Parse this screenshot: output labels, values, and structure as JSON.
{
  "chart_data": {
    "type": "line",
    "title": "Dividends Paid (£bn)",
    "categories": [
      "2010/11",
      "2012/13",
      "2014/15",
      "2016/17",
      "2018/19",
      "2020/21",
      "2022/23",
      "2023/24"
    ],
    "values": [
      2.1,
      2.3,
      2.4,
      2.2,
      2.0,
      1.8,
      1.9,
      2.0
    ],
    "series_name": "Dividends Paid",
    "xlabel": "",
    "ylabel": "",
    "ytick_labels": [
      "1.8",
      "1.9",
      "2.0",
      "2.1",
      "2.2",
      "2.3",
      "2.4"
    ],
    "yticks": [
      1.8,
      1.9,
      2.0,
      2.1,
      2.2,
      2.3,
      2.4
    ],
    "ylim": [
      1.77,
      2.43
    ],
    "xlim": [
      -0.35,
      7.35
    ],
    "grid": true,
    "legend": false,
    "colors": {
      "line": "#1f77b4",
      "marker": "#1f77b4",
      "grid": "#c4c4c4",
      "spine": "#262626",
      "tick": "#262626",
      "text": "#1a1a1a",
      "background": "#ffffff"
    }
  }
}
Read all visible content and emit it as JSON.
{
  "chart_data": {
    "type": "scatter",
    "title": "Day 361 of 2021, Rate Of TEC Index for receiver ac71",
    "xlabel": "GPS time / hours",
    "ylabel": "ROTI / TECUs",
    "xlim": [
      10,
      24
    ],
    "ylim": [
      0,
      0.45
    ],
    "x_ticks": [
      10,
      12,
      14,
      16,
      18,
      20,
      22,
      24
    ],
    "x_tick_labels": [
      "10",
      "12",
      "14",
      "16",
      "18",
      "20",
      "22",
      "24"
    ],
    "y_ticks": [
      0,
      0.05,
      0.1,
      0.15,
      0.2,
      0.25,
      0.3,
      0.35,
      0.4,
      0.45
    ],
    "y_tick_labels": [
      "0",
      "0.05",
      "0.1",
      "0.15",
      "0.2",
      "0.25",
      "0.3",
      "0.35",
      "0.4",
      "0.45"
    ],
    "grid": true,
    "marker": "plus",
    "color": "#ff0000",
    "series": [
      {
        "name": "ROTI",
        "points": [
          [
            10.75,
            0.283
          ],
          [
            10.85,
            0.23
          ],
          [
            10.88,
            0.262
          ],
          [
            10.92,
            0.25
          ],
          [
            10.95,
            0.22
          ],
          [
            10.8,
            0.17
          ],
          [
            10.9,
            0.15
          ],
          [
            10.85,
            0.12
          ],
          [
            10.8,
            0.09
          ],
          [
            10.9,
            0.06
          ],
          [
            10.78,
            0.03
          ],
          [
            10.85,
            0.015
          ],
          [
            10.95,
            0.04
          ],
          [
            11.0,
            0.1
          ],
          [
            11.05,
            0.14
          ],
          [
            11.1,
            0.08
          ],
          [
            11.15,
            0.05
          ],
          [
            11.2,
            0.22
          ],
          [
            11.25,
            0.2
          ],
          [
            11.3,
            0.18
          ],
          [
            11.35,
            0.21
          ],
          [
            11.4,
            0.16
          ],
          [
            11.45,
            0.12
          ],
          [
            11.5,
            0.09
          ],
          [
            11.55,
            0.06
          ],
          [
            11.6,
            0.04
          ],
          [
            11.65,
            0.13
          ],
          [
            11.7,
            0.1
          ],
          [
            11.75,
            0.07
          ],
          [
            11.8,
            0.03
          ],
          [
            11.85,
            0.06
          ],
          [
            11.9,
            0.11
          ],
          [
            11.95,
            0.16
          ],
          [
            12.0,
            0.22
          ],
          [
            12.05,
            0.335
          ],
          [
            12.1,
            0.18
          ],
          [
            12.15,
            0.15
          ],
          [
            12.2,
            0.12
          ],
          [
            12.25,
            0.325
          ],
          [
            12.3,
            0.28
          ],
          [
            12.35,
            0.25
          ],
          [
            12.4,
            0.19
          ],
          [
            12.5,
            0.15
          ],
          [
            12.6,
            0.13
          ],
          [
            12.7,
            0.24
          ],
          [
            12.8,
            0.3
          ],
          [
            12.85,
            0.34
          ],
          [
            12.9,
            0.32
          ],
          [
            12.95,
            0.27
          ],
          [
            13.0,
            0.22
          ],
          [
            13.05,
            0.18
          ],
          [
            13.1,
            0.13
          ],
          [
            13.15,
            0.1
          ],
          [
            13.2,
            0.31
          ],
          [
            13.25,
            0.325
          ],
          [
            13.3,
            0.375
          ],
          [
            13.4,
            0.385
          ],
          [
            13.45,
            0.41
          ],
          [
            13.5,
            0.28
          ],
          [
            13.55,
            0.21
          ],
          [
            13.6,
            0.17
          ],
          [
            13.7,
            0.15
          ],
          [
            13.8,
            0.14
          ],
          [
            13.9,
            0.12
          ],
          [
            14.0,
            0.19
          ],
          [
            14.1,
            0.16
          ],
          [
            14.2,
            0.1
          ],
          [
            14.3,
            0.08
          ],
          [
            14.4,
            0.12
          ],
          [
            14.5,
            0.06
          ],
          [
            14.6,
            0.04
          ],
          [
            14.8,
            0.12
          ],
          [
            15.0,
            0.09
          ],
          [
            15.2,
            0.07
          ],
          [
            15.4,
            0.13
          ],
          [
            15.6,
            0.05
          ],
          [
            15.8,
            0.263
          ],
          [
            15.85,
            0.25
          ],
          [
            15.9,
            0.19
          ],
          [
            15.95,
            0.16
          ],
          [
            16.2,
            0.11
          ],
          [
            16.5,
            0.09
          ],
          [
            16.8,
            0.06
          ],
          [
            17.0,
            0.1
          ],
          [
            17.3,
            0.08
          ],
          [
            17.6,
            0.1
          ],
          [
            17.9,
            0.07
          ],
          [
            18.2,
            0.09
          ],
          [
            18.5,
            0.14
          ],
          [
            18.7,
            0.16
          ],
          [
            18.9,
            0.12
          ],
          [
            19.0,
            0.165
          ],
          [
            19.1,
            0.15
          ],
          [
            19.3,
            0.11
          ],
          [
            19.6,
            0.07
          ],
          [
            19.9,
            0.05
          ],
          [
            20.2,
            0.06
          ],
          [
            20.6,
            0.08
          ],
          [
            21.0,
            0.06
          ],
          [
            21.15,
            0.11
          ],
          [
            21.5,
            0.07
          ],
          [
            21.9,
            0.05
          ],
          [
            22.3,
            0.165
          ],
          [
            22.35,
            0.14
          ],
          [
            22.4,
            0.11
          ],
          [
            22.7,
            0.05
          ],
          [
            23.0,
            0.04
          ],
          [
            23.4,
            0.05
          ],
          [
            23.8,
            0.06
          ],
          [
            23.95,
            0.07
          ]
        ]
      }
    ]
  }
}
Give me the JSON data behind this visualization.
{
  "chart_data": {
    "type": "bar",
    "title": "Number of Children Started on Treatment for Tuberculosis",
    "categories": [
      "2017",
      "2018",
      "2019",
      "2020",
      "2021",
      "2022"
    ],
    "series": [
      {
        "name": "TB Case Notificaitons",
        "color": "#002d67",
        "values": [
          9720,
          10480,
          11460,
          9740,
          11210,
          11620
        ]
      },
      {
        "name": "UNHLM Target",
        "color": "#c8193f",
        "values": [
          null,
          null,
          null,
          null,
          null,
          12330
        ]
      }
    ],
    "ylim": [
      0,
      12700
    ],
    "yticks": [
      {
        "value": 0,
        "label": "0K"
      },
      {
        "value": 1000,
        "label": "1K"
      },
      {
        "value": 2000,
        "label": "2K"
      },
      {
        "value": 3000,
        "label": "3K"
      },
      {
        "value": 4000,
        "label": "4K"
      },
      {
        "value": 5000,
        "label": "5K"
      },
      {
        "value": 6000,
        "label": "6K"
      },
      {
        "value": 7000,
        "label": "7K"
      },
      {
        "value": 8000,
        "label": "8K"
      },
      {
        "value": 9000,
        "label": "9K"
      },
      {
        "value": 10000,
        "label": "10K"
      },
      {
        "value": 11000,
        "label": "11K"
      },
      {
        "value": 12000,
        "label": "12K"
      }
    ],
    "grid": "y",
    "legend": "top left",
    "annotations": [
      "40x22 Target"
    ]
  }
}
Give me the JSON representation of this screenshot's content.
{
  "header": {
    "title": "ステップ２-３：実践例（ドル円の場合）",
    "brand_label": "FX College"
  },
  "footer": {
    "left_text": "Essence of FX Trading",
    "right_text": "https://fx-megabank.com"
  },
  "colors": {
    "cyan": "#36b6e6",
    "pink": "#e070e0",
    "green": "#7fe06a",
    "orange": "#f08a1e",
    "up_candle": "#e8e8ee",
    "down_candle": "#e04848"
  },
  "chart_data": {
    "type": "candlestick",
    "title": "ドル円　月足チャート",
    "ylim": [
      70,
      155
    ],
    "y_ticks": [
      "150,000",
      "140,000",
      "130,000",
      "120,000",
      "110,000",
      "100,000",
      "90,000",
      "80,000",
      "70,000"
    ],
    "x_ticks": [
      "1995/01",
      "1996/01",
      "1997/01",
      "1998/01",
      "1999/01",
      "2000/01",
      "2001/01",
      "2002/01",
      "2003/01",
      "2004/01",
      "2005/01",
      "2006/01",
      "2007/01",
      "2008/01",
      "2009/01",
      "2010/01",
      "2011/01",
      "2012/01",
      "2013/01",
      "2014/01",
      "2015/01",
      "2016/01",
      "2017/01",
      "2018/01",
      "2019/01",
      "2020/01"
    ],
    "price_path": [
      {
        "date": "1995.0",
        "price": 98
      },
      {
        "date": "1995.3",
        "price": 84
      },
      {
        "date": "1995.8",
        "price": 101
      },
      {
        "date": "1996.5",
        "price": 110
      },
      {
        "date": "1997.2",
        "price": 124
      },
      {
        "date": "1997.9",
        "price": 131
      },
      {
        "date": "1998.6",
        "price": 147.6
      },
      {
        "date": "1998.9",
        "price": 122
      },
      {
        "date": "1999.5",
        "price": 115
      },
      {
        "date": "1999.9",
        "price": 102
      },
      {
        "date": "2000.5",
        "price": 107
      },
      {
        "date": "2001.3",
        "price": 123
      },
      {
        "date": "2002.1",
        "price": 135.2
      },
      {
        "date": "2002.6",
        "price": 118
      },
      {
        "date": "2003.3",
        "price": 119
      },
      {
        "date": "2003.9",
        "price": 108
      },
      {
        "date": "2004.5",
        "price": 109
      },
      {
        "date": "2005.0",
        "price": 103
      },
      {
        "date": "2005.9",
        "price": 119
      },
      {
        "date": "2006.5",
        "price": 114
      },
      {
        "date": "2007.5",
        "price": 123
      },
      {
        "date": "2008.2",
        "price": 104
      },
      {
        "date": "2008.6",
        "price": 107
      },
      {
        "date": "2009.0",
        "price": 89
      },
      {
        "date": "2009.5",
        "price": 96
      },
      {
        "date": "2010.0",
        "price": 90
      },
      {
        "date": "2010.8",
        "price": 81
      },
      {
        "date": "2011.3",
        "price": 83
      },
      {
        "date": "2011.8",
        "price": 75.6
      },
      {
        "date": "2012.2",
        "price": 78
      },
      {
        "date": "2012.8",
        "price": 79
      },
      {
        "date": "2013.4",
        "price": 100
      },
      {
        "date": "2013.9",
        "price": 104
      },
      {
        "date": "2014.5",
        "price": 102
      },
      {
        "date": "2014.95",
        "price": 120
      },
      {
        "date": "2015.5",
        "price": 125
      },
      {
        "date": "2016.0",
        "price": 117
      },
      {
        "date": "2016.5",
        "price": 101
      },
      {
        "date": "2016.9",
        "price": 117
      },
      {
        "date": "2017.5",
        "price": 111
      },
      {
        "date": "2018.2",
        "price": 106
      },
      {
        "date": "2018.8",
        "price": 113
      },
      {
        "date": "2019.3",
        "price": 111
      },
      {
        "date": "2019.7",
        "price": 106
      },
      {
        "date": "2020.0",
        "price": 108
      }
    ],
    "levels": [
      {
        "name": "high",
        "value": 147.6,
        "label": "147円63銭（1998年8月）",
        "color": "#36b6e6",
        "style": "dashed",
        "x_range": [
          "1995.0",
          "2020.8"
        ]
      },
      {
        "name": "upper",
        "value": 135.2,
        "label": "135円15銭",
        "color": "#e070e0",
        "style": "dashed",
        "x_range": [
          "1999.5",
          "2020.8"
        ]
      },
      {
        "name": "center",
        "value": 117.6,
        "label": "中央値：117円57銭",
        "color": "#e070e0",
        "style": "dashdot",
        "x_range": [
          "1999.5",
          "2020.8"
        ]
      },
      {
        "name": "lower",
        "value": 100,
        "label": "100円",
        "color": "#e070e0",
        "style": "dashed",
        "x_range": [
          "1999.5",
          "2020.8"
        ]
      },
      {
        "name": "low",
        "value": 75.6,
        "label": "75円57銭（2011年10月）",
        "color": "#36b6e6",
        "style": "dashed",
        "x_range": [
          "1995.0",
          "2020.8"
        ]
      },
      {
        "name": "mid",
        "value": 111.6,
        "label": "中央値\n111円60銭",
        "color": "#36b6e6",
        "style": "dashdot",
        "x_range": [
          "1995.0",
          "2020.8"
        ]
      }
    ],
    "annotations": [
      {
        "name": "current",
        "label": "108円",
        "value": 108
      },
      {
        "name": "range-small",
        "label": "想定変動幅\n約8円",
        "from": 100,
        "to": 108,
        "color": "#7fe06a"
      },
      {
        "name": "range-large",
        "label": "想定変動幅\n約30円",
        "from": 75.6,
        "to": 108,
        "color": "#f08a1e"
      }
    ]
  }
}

(EXERCISE OBJECTIVE) Copy each line of the data above that holds "Paid".

(RESULT OF THE EXERCISE)
    "title": "Dividends Paid (£bn)",
    "series_name": "Dividends Paid",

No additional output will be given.